Entries

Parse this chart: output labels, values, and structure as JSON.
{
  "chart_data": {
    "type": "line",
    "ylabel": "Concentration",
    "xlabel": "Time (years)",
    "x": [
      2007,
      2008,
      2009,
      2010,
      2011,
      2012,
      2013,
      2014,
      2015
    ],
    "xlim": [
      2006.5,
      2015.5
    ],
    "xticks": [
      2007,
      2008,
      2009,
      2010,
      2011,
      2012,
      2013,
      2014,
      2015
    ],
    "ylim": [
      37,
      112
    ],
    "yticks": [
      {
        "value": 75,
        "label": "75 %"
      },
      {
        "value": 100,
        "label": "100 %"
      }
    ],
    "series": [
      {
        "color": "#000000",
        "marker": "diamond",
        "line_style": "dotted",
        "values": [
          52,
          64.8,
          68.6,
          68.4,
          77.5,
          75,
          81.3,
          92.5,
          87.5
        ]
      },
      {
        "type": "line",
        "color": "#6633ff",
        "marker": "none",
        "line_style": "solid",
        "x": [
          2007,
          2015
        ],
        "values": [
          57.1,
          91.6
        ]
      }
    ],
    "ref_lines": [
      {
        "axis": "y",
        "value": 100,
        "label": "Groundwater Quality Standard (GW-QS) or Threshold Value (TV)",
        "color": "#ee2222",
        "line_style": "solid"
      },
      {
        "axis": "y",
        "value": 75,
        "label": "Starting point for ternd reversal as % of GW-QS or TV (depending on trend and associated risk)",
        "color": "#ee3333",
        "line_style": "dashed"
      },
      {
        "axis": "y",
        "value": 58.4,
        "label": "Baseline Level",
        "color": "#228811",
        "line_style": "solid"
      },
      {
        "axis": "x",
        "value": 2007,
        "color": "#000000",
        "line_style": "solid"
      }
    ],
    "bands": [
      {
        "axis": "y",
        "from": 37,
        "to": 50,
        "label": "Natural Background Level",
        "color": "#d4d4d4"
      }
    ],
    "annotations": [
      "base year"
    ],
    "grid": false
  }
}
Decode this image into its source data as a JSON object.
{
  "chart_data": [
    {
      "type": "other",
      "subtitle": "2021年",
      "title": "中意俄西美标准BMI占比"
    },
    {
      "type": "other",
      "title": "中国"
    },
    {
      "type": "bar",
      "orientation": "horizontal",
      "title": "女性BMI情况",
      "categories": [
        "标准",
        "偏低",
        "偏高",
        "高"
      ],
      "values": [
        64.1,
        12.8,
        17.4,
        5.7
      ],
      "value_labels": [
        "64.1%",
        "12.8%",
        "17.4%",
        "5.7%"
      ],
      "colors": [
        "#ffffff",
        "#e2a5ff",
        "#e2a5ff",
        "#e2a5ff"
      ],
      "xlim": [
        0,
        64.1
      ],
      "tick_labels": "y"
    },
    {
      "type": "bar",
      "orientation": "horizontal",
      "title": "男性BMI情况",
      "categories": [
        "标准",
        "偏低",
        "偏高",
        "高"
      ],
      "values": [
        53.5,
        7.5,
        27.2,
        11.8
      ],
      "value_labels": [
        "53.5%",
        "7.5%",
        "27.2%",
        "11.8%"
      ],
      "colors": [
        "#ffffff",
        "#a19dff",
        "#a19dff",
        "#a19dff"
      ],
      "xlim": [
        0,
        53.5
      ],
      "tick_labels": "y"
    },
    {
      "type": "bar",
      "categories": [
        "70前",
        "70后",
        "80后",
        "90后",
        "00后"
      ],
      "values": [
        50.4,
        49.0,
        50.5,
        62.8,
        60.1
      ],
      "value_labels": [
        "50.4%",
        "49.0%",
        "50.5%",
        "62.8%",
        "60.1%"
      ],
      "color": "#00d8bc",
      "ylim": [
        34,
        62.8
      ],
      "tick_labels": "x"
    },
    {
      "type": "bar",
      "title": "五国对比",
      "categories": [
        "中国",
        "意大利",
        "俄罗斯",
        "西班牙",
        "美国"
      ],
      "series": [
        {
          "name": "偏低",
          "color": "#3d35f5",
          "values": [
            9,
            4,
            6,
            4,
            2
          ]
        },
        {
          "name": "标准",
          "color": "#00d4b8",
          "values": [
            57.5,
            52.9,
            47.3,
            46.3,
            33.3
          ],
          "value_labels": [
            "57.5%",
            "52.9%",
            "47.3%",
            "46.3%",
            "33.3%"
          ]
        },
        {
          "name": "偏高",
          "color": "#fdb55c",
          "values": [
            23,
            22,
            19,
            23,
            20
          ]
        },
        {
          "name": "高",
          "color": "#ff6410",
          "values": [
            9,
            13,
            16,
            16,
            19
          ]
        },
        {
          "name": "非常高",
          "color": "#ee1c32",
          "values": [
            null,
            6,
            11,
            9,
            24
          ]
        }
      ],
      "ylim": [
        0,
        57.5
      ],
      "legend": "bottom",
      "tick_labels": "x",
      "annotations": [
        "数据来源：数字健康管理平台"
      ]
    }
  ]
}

Objective
Return the full listing, character for character.

Written response
Parse this chart: output labels, values, and structure as JSON.
{
  "chart_data": {
    "type": "line",
    "ylabel": "Concentration",
    "xlabel": "Time (years)",
    "x": [
      2007,
      2008,
      2009,
      2010,
      2011,
      2012,
      2013,
      2014,
      2015
    ],
    "xlim": [
      2006.5,
      2015.5
    ],
    "xticks": [
      2007,
      2008,
      2009,
      2010,
      2011,
      2012,
      2013,
      2014,
      2015
    ],
    "ylim": [
      37,
      112
    ],
    "yticks": [
      {
        "value": 75,
        "label": "75 %"
      },
      {
        "value": 100,
        "label": "100 %"
      }
    ],
    "series": [
      {
        "color": "#000000",
        "marker": "diamond",
        "line_style": "dotted",
        "values": [
          52,
          64.8,
          68.6,
          68.4,
          77.5,
          75,
          81.3,
          92.5,
          87.5
        ]
      },
      {
        "type": "line",
        "color": "#6633ff",
        "marker": "none",
        "line_style": "solid",
        "x": [
          2007,
          2015
        ],
        "values": [
          57.1,
          91.6
        ]
      }
    ],
    "ref_lines": [
      {
        "axis": "y",
        "value": 100,
        "label": "Groundwater Quality Standard (GW-QS) or Threshold Value (TV)",
        "color": "#ee2222",
        "line_style": "solid"
      },
      {
        "axis": "y",
        "value": 75,
        "label": "Starting point for ternd reversal as % of GW-QS or TV (depending on trend and associated risk)",
        "color": "#ee3333",
        "line_style": "dashed"
      },
      {
        "axis": "y",
        "value": 58.4,
        "label": "Baseline Level",
        "color": "#228811",
        "line_style": "solid"
      },
      {
        "axis": "x",
        "value": 2007,
        "color": "#000000",
        "line_style": "solid"
      }
    ],
    "bands": [
      {
        "axis": "y",
        "from": 37,
        "to": 50,
        "label": "Natural Background Level",
        "color": "#d4d4d4"
      }
    ],
    "annotations": [
      "base year"
    ],
    "grid": false
  }
}
Decode this image into its source data as a JSON object.
{
  "chart_data": [
    {
      "type": "other",
      "subtitle": "2021年",
      "title": "中意俄西美标准BMI占比"
    },
    {
      "type": "other",
      "title": "中国"
    },
    {
      "type": "bar",
      "orientation": "horizontal",
      "title": "女性BMI情况",
      "categories": [
        "标准",
        "偏低",
        "偏高",
        "高"
      ],
      "values": [
        64.1,
        12.8,
        17.4,
        5.7
      ],
      "value_labels": [
        "64.1%",
        "12.8%",
        "17.4%",
        "5.7%"
      ],
      "colors": [
        "#ffffff",
        "#e2a5ff",
        "#e2a5ff",
        "#e2a5ff"
      ],
      "xlim": [
        0,
        64.1
      ],
      "tick_labels": "y"
    },
    {
      "type": "bar",
      "orientation": "horizontal",
      "title": "男性BMI情况",
      "categories": [
        "标准",
        "偏低",
        "偏高",
        "高"
      ],
      "values": [
        53.5,
        7.5,
        27.2,
        11.8
      ],
      "value_labels": [
        "53.5%",
        "7.5%",
        "27.2%",
        "11.8%"
      ],
      "colors": [
        "#ffffff",
        "#a19dff",
        "#a19dff",
        "#a19dff"
      ],
      "xlim": [
        0,
        53.5
      ],
      "tick_labels": "y"
    },
    {
      "type": "bar",
      "categories": [
        "70前",
        "70后",
        "80后",
        "90后",
        "00后"
      ],
      "values": [
        50.4,
        49.0,
        50.5,
        62.8,
        60.1
      ],
      "value_labels": [
        "50.4%",
        "49.0%",
        "50.5%",
        "62.8%",
        "60.1%"
      ],
      "color": "#00d8bc",
      "ylim": [
        34,
        62.8
      ],
      "tick_labels": "x"
    },
    {
      "type": "bar",
      "title": "五国对比",
      "categories": [
        "中国",
        "意大利",
        "俄罗斯",
        "西班牙",
        "美国"
      ],
      "series": [
        {
          "name": "偏低",
          "color": "#3d35f5",
          "values": [
            9,
            4,
            6,
            4,
            2
          ]
        },
        {
          "name": "标准",
          "color": "#00d4b8",
          "values": [
            57.5,
            52.9,
            47.3,
            46.3,
            33.3
          ],
          "value_labels": [
            "57.5%",
            "52.9%",
            "47.3%",
            "46.3%",
            "33.3%"
          ]
        },
        {
          "name": "偏高",
          "color": "#fdb55c",
          "values": [
            23,
            22,
            19,
            23,
            20
          ]
        },
        {
          "name": "高",
          "color": "#ff6410",
          "values": [
            9,
            13,
            16,
            16,
            19
          ]
        },
        {
          "name": "非常高",
          "color": "#ee1c32",
          "values": [
            null,
            6,
            11,
            9,
            24
          ]
        }
      ],
      "ylim": [
        0,
        57.5
      ],
      "legend": "bottom",
      "tick_labels": "x",
      "annotations": [
        "数据来源：数字健康管理平台"
      ]
    }
  ]
}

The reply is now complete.